- [EXERCISE DESCRIPTION]: Give the entries again, word for word.

(Recorded data)
○ ○ ○ ○
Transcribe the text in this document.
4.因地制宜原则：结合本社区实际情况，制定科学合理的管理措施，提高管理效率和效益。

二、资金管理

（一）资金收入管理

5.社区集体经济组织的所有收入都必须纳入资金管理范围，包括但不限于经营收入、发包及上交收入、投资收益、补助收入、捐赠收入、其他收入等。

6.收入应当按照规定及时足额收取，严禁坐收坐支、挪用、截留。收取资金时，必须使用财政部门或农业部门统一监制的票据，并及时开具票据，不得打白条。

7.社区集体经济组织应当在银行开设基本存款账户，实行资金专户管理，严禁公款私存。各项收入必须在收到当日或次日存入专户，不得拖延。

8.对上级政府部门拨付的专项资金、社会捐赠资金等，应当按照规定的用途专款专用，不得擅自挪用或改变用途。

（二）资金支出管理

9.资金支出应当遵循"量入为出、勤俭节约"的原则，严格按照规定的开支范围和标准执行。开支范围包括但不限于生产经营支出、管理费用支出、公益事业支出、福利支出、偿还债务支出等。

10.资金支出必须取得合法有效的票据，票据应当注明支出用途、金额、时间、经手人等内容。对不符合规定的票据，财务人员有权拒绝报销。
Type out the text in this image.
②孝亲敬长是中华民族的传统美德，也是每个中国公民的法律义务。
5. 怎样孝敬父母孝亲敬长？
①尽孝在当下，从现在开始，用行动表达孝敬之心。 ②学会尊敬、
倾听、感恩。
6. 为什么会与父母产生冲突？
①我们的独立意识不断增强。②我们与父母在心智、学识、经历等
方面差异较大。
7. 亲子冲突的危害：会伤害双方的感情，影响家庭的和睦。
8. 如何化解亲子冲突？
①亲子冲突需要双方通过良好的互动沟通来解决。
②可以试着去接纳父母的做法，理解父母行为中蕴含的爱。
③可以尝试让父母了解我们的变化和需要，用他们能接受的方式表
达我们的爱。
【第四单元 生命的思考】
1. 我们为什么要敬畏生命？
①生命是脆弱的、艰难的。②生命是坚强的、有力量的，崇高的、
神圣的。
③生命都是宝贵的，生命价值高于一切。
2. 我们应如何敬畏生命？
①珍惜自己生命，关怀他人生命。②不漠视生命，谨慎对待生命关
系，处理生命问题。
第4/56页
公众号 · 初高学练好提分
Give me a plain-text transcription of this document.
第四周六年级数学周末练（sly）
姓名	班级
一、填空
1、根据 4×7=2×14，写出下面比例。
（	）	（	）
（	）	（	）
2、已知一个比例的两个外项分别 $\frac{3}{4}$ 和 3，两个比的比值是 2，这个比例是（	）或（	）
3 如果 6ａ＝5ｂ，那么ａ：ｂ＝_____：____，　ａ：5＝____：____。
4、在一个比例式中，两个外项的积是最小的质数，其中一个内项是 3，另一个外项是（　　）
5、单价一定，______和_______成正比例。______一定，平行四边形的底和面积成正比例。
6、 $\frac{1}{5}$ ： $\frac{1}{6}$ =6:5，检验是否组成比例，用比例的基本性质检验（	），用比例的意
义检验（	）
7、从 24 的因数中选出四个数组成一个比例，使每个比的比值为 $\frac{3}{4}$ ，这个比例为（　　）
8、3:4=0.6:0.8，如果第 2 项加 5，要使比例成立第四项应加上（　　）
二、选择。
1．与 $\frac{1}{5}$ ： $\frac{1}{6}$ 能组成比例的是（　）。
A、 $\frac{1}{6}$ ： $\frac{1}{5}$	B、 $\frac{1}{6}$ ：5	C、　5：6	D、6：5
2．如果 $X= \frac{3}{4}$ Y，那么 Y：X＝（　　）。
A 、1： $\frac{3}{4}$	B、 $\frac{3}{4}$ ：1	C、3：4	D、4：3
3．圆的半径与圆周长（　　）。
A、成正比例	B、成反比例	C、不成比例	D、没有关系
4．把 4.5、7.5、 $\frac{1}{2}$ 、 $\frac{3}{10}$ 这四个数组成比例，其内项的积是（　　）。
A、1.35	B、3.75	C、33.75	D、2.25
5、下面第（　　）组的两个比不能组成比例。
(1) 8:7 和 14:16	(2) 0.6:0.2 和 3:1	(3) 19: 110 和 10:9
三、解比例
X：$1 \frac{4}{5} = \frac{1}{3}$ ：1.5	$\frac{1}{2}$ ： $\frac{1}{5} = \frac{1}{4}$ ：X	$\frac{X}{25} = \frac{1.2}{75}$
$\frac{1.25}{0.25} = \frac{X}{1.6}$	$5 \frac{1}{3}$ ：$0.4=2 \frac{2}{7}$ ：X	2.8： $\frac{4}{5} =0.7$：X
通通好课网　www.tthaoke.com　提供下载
○ ○ ○ ○
- [RESPONSE TO THIS EXERCISE]:
Transcribe the text in this document.
4.因地制宜原则：结合本社区实际情况，制定科学合理的管理措施，提高管理效率和效益。

二、资金管理

（一）资金收入管理

5.社区集体经济组织的所有收入都必须纳入资金管理范围，包括但不限于经营收入、发包及上交收入、投资收益、补助收入、捐赠收入、其他收入等。

6.收入应当按照规定及时足额收取，严禁坐收坐支、挪用、截留。收取资金时，必须使用财政部门或农业部门统一监制的票据，并及时开具票据，不得打白条。

7.社区集体经济组织应当在银行开设基本存款账户，实行资金专户管理，严禁公款私存。各项收入必须在收到当日或次日存入专户，不得拖延。

8.对上级政府部门拨付的专项资金、社会捐赠资金等，应当按照规定的用途专款专用，不得擅自挪用或改变用途。

（二）资金支出管理

9.资金支出应当遵循"量入为出、勤俭节约"的原则，严格按照规定的开支范围和标准执行。开支范围包括但不限于生产经营支出、管理费用支出、公益事业支出、福利支出、偿还债务支出等。

10.资金支出必须取得合法有效的票据，票据应当注明支出用途、金额、时间、经手人等内容。对不符合规定的票据，财务人员有权拒绝报销。
Type out the text in this image.
②孝亲敬长是中华民族的传统美德，也是每个中国公民的法律义务。
5. 怎样孝敬父母孝亲敬长？
①尽孝在当下，从现在开始，用行动表达孝敬之心。 ②学会尊敬、
倾听、感恩。
6. 为什么会与父母产生冲突？
①我们的独立意识不断增强。②我们与父母在心智、学识、经历等
方面差异较大。
7. 亲子冲突的危害：会伤害双方的感情，影响家庭的和睦。
8. 如何化解亲子冲突？
①亲子冲突需要双方通过良好的互动沟通来解决。
②可以试着去接纳父母的做法，理解父母行为中蕴含的爱。
③可以尝试让父母了解我们的变化和需要，用他们能接受的方式表
达我们的爱。
【第四单元 生命的思考】
1. 我们为什么要敬畏生命？
①生命是脆弱的、艰难的。②生命是坚强的、有力量的，崇高的、
神圣的。
③生命都是宝贵的，生命价值高于一切。
2. 我们应如何敬畏生命？
①珍惜自己生命，关怀他人生命。②不漠视生命，谨慎对待生命关
系，处理生命问题。
第4/56页
公众号 · 初高学练好提分
Give me a plain-text transcription of this document.
第四周六年级数学周末练（sly）
姓名	班级
一、填空
1、根据 4×7=2×14，写出下面比例。
（	）	（	）
（	）	（	）
2、已知一个比例的两个外项分别 $\frac{3}{4}$ 和 3，两个比的比值是 2，这个比例是（	）或（	）
3 如果 6ａ＝5ｂ，那么ａ：ｂ＝_____：____，　ａ：5＝____：____。
4、在一个比例式中，两个外项的积是最小的质数，其中一个内项是 3，另一个外项是（　　）
5、单价一定，______和_______成正比例。______一定，平行四边形的底和面积成正比例。
6、 $\frac{1}{5}$ ： $\frac{1}{6}$ =6:5，检验是否组成比例，用比例的基本性质检验（	），用比例的意
义检验（	）
7、从 24 的因数中选出四个数组成一个比例，使每个比的比值为 $\frac{3}{4}$ ，这个比例为（　　）
8、3:4=0.6:0.8，如果第 2 项加 5，要使比例成立第四项应加上（　　）
二、选择。
1．与 $\frac{1}{5}$ ： $\frac{1}{6}$ 能组成比例的是（　）。
A、 $\frac{1}{6}$ ： $\frac{1}{5}$	B、 $\frac{1}{6}$ ：5	C、　5：6	D、6：5
2．如果 $X= \frac{3}{4}$ Y，那么 Y：X＝（　　）。
A 、1： $\frac{3}{4}$	B、 $\frac{3}{4}$ ：1	C、3：4	D、4：3
3．圆的半径与圆周长（　　）。
A、成正比例	B、成反比例	C、不成比例	D、没有关系
4．把 4.5、7.5、 $\frac{1}{2}$ 、 $\frac{3}{10}$ 这四个数组成比例，其内项的积是（　　）。
A、1.35	B、3.75	C、33.75	D、2.25
5、下面第（　　）组的两个比不能组成比例。
(1) 8:7 和 14:16	(2) 0.6:0.2 和 3:1	(3) 19: 110 和 10:9
三、解比例
X：$1 \frac{4}{5} = \frac{1}{3}$ ：1.5	$\frac{1}{2}$ ： $\frac{1}{5} = \frac{1}{4}$ ：X	$\frac{X}{25} = \frac{1.2}{75}$
$\frac{1.25}{0.25} = \frac{X}{1.6}$	$5 \frac{1}{3}$ ：$0.4=2 \frac{2}{7}$ ：X	2.8： $\frac{4}{5} =0.7$：X
通通好课网　www.tthaoke.com　提供下载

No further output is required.